EXERCISE DIRECTIONS: Set out every line bearing the string "JSON".
* * * * *
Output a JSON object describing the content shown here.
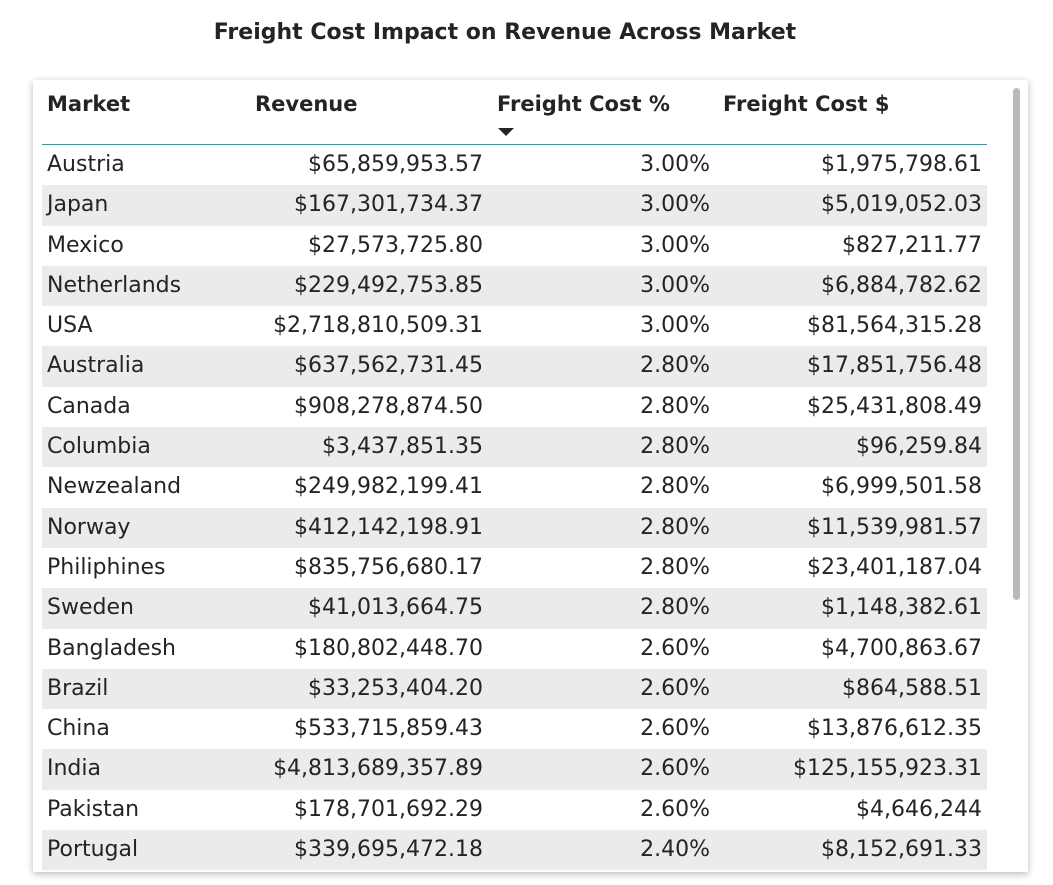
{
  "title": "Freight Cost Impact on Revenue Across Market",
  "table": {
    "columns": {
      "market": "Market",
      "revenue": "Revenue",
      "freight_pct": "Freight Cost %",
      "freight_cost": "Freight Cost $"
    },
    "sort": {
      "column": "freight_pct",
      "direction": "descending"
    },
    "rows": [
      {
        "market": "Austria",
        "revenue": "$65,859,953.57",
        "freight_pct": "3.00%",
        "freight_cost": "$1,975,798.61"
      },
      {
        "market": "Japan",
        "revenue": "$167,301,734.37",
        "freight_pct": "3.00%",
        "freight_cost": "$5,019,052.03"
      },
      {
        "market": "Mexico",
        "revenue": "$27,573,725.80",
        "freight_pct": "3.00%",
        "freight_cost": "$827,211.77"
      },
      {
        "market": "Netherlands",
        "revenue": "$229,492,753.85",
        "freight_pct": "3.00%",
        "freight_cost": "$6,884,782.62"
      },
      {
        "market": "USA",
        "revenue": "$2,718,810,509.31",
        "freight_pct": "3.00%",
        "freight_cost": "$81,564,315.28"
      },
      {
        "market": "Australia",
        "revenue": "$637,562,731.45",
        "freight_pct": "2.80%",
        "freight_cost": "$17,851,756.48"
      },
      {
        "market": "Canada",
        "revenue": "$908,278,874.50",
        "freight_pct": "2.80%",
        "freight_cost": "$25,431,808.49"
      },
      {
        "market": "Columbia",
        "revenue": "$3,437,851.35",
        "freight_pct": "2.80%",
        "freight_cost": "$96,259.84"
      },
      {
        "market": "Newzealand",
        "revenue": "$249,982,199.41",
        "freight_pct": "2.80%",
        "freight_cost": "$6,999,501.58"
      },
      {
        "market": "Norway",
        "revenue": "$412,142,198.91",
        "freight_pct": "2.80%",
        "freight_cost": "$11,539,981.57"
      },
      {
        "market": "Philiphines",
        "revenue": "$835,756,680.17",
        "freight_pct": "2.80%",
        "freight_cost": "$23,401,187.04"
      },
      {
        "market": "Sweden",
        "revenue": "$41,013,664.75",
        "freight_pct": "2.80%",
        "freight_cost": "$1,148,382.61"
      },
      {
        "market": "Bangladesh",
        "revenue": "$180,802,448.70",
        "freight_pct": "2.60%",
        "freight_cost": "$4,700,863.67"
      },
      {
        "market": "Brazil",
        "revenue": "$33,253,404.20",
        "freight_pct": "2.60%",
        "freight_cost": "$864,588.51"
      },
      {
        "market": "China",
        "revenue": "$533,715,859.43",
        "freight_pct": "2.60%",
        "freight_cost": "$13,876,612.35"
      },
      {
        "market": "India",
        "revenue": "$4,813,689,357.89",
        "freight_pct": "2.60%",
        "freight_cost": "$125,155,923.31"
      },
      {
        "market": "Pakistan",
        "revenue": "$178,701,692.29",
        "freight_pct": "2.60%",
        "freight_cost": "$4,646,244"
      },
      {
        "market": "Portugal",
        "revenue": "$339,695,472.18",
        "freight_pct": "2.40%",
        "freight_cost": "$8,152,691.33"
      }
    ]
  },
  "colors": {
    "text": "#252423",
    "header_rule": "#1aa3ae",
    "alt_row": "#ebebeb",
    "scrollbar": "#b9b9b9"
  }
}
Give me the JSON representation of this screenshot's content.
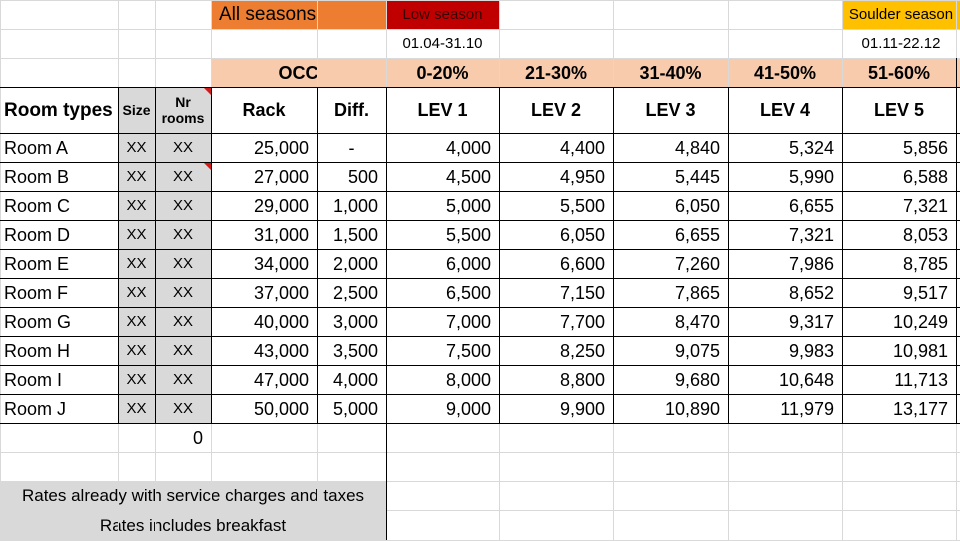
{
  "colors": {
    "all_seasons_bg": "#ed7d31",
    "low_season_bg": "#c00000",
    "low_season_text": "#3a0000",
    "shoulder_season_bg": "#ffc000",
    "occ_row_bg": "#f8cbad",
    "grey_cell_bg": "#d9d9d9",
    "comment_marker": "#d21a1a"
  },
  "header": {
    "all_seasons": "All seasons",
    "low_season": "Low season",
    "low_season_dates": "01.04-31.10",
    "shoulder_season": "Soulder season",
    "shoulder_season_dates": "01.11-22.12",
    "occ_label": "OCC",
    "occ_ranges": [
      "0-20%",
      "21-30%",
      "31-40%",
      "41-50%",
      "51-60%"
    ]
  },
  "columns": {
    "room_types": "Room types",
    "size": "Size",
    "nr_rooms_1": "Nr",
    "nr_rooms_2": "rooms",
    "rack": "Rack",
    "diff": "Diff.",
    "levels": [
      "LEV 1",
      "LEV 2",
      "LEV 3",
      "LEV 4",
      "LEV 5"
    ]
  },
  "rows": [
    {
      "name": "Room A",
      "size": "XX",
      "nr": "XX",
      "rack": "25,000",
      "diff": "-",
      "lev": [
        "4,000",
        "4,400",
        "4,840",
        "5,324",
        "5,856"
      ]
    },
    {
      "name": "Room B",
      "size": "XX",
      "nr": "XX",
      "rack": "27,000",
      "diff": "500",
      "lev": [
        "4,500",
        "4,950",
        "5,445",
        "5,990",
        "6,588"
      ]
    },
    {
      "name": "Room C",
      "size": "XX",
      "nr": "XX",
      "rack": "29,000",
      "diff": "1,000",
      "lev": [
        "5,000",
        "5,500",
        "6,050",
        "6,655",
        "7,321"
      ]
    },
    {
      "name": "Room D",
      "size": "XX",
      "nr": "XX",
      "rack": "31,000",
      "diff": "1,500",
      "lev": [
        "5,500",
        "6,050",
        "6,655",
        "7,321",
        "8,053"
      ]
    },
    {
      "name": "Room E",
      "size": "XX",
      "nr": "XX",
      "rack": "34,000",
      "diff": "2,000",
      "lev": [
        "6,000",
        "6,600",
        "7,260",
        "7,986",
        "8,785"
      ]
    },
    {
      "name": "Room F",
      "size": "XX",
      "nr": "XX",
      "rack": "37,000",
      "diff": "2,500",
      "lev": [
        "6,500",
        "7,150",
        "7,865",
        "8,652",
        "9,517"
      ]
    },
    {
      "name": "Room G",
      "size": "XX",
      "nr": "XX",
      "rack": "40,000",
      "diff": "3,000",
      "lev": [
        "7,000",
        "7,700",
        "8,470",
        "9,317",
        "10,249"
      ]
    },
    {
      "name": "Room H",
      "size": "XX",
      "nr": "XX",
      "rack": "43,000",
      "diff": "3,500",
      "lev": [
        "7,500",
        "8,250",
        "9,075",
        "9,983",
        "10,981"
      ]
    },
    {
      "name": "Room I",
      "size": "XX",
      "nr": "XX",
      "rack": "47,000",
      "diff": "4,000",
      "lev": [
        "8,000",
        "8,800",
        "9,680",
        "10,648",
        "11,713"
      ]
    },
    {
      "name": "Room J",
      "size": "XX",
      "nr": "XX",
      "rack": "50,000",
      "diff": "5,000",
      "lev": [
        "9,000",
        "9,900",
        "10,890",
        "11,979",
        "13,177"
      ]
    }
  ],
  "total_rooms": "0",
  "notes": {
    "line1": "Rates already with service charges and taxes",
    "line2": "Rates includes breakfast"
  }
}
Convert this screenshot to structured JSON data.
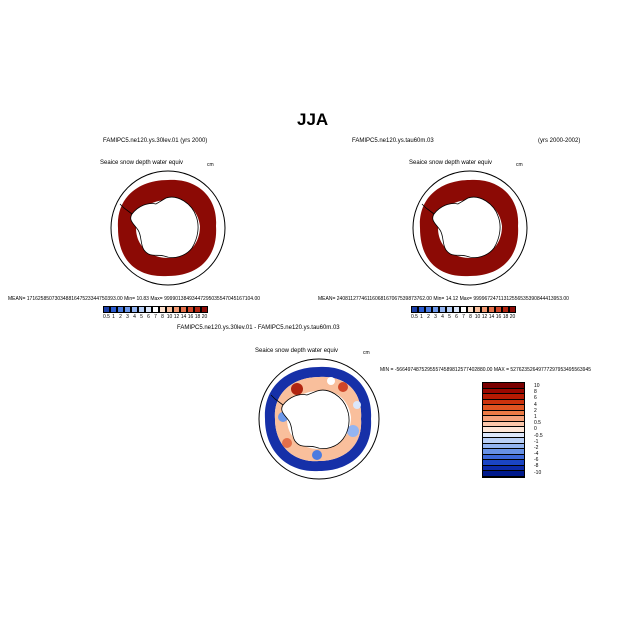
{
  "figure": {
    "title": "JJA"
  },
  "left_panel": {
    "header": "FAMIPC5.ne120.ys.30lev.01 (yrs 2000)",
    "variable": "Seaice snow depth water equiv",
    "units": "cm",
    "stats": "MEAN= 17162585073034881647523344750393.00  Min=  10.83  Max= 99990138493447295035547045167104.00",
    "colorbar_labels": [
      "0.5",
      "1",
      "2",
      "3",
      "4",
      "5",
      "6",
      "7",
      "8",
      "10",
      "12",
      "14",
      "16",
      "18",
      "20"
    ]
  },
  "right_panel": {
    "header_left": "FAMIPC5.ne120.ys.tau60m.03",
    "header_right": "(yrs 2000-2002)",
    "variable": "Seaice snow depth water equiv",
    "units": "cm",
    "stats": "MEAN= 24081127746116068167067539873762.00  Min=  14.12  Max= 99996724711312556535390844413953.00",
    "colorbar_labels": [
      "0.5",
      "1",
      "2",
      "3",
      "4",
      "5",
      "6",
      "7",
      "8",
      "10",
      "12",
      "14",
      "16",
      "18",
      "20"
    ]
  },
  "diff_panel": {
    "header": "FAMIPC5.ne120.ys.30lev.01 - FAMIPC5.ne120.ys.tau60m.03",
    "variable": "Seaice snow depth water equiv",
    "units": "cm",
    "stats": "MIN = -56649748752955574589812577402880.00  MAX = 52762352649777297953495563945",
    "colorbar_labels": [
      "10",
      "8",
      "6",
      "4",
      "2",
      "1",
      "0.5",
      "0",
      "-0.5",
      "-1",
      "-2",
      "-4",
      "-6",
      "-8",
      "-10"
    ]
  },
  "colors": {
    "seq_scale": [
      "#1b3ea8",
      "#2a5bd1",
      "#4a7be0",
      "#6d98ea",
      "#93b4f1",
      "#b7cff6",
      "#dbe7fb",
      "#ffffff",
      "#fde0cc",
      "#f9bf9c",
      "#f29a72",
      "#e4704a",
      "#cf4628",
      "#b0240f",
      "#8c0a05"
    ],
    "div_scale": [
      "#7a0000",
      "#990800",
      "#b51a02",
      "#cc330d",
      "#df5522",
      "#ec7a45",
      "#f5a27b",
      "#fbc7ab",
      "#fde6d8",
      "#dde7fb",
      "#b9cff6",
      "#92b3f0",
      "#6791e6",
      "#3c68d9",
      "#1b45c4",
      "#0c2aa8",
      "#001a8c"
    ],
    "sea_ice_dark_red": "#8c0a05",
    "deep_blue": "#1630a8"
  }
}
* * * * *
EXPECTED OUTPUT:
Output a JSON object describing the content shown here.
Give me the JSON representation of this screenshot's content.
Convert this screenshot to structured JSON data.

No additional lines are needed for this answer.